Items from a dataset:
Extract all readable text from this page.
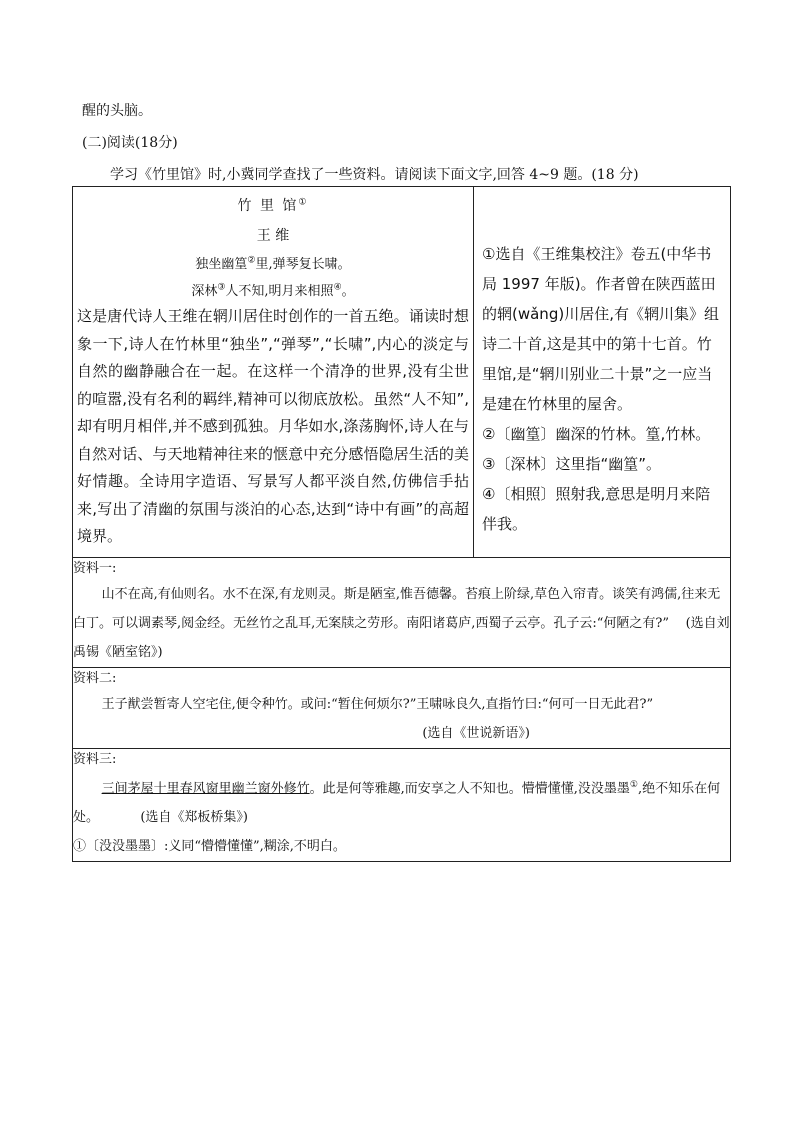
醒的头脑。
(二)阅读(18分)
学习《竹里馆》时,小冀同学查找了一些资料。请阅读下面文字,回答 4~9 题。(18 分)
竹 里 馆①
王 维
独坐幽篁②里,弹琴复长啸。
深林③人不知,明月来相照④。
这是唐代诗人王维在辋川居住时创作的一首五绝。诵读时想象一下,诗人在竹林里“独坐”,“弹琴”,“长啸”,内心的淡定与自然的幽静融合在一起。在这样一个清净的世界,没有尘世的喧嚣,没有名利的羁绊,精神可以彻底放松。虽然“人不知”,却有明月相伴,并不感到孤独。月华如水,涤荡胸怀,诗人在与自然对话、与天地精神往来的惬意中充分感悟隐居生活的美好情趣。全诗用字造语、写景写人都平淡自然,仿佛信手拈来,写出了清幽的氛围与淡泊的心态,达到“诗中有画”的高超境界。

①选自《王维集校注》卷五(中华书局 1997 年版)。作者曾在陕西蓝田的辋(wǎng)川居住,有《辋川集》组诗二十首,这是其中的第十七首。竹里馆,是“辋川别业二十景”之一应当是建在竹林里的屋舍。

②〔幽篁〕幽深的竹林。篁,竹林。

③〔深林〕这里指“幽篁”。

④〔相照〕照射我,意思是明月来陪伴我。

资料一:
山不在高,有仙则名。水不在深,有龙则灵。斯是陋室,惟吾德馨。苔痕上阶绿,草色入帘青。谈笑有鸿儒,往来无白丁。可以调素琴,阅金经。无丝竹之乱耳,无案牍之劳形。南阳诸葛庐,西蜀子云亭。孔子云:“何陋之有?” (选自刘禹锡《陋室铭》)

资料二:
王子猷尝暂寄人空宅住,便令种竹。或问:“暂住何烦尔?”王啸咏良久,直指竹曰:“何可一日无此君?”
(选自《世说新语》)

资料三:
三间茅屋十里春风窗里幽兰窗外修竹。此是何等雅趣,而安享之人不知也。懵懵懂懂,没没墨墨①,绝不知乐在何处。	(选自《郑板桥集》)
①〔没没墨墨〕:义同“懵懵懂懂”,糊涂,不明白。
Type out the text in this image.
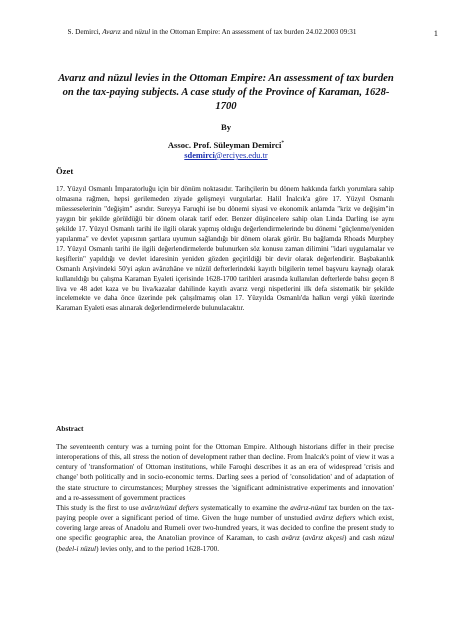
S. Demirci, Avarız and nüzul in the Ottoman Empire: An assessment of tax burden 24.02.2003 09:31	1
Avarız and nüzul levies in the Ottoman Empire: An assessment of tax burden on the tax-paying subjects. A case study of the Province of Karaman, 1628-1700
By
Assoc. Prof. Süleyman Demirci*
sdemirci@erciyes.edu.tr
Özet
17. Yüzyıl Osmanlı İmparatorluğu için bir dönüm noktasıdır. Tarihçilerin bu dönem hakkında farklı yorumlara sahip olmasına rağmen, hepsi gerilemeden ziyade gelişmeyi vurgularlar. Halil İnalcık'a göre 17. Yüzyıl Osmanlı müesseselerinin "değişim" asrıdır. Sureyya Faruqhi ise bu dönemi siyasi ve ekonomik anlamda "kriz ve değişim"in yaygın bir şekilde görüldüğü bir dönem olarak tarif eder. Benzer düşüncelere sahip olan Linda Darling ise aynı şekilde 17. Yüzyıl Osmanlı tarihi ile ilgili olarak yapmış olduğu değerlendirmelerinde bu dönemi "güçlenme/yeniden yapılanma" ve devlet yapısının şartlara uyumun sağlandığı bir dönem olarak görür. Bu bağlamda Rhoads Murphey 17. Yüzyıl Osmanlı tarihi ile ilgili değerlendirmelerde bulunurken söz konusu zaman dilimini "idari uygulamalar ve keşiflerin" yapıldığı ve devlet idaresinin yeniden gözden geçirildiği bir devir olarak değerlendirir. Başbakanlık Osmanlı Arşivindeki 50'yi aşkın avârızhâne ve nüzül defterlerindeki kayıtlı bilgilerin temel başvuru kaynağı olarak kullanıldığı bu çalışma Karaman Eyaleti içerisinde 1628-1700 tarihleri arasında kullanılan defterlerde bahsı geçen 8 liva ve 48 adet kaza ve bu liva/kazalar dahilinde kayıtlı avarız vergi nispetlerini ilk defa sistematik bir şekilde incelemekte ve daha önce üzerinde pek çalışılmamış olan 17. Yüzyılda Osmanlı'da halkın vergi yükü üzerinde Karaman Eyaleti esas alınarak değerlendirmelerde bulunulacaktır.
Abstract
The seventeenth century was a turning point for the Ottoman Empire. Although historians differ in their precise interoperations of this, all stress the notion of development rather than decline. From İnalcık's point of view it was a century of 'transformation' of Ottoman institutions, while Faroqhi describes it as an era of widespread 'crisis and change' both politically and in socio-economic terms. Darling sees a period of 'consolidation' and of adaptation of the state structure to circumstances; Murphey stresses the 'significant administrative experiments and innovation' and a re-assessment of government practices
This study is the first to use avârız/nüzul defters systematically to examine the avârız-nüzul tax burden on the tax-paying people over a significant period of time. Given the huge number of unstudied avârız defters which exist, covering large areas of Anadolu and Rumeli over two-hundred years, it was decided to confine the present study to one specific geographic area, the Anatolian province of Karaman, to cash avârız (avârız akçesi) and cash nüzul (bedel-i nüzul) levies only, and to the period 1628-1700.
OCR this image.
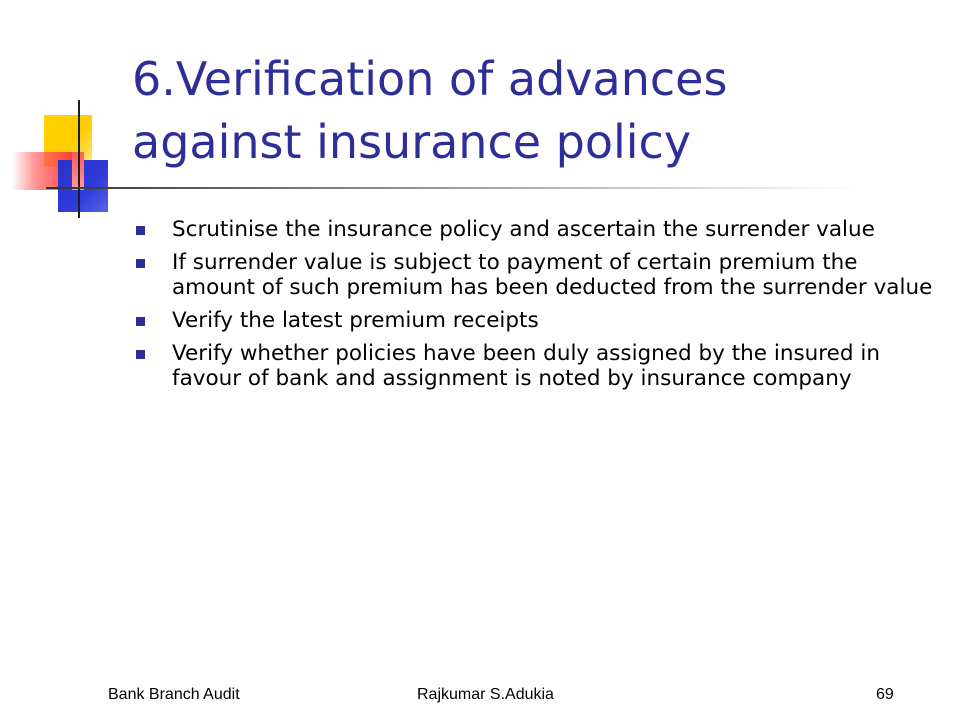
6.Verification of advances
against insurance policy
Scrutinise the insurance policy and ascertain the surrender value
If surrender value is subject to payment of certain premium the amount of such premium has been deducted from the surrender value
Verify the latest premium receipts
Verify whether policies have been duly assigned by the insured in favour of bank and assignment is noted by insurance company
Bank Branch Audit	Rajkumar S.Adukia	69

» **Directions for this task**: Each entry above should be reproduced exactly, with the pictures removed.

» **Written answer**:
Extract all readable text from this page.
醒的头脑。
(二)阅读(18分)
学习《竹里馆》时,小冀同学查找了一些资料。请阅读下面文字,回答 4~9 题。(18 分)
竹 里 馆①
王 维
独坐幽篁②里,弹琴复长啸。
深林③人不知,明月来相照④。
这是唐代诗人王维在辋川居住时创作的一首五绝。诵读时想象一下,诗人在竹林里“独坐”,“弹琴”,“长啸”,内心的淡定与自然的幽静融合在一起。在这样一个清净的世界,没有尘世的喧嚣,没有名利的羁绊,精神可以彻底放松。虽然“人不知”,却有明月相伴,并不感到孤独。月华如水,涤荡胸怀,诗人在与自然对话、与天地精神往来的惬意中充分感悟隐居生活的美好情趣。全诗用字造语、写景写人都平淡自然,仿佛信手拈来,写出了清幽的氛围与淡泊的心态,达到“诗中有画”的高超境界。

①选自《王维集校注》卷五(中华书局 1997 年版)。作者曾在陕西蓝田的辋(wǎng)川居住,有《辋川集》组诗二十首,这是其中的第十七首。竹里馆,是“辋川别业二十景”之一应当是建在竹林里的屋舍。

②〔幽篁〕幽深的竹林。篁,竹林。

③〔深林〕这里指“幽篁”。

④〔相照〕照射我,意思是明月来陪伴我。

资料一:
山不在高,有仙则名。水不在深,有龙则灵。斯是陋室,惟吾德馨。苔痕上阶绿,草色入帘青。谈笑有鸿儒,往来无白丁。可以调素琴,阅金经。无丝竹之乱耳,无案牍之劳形。南阳诸葛庐,西蜀子云亭。孔子云:“何陋之有?” (选自刘禹锡《陋室铭》)

资料二:
王子猷尝暂寄人空宅住,便令种竹。或问:“暂住何烦尔?”王啸咏良久,直指竹曰:“何可一日无此君?”
(选自《世说新语》)

资料三:
三间茅屋十里春风窗里幽兰窗外修竹。此是何等雅趣,而安享之人不知也。懵懵懂懂,没没墨墨①,绝不知乐在何处。	(选自《郑板桥集》)
①〔没没墨墨〕:义同“懵懵懂懂”,糊涂,不明白。
Type out the text in this image.
S. Demirci, Avarız and nüzul in the Ottoman Empire: An assessment of tax burden 24.02.2003 09:31	1
Avarız and nüzul levies in the Ottoman Empire: An assessment of tax burden on the tax-paying subjects. A case study of the Province of Karaman, 1628-1700
By
Assoc. Prof. Süleyman Demirci*
sdemirci@erciyes.edu.tr
Özet
17. Yüzyıl Osmanlı İmparatorluğu için bir dönüm noktasıdır. Tarihçilerin bu dönem hakkında farklı yorumlara sahip olmasına rağmen, hepsi gerilemeden ziyade gelişmeyi vurgularlar. Halil İnalcık'a göre 17. Yüzyıl Osmanlı müesseselerinin "değişim" asrıdır. Sureyya Faruqhi ise bu dönemi siyasi ve ekonomik anlamda "kriz ve değişim"in yaygın bir şekilde görüldüğü bir dönem olarak tarif eder. Benzer düşüncelere sahip olan Linda Darling ise aynı şekilde 17. Yüzyıl Osmanlı tarihi ile ilgili olarak yapmış olduğu değerlendirmelerinde bu dönemi "güçlenme/yeniden yapılanma" ve devlet yapısının şartlara uyumun sağlandığı bir dönem olarak görür. Bu bağlamda Rhoads Murphey 17. Yüzyıl Osmanlı tarihi ile ilgili değerlendirmelerde bulunurken söz konusu zaman dilimini "idari uygulamalar ve keşiflerin" yapıldığı ve devlet idaresinin yeniden gözden geçirildiği bir devir olarak değerlendirir. Başbakanlık Osmanlı Arşivindeki 50'yi aşkın avârızhâne ve nüzül defterlerindeki kayıtlı bilgilerin temel başvuru kaynağı olarak kullanıldığı bu çalışma Karaman Eyaleti içerisinde 1628-1700 tarihleri arasında kullanılan defterlerde bahsı geçen 8 liva ve 48 adet kaza ve bu liva/kazalar dahilinde kayıtlı avarız vergi nispetlerini ilk defa sistematik bir şekilde incelemekte ve daha önce üzerinde pek çalışılmamış olan 17. Yüzyılda Osmanlı'da halkın vergi yükü üzerinde Karaman Eyaleti esas alınarak değerlendirmelerde bulunulacaktır.
Abstract
The seventeenth century was a turning point for the Ottoman Empire. Although historians differ in their precise interoperations of this, all stress the notion of development rather than decline. From İnalcık's point of view it was a century of 'transformation' of Ottoman institutions, while Faroqhi describes it as an era of widespread 'crisis and change' both politically and in socio-economic terms. Darling sees a period of 'consolidation' and of adaptation of the state structure to circumstances; Murphey stresses the 'significant administrative experiments and innovation' and a re-assessment of government practices
This study is the first to use avârız/nüzul defters systematically to examine the avârız-nüzul tax burden on the tax-paying people over a significant period of time. Given the huge number of unstudied avârız defters which exist, covering large areas of Anadolu and Rumeli over two-hundred years, it was decided to confine the present study to one specific geographic area, the Anatolian province of Karaman, to cash avârız (avârız akçesi) and cash nüzul (bedel-i nüzul) levies only, and to the period 1628-1700.
OCR this image.
6.Verification of advances
against insurance policy
Scrutinise the insurance policy and ascertain the surrender value
If surrender value is subject to payment of certain premium the amount of such premium has been deducted from the surrender value
Verify the latest premium receipts
Verify whether policies have been duly assigned by the insured in favour of bank and assignment is noted by insurance company
Bank Branch Audit	Rajkumar S.Adukia	69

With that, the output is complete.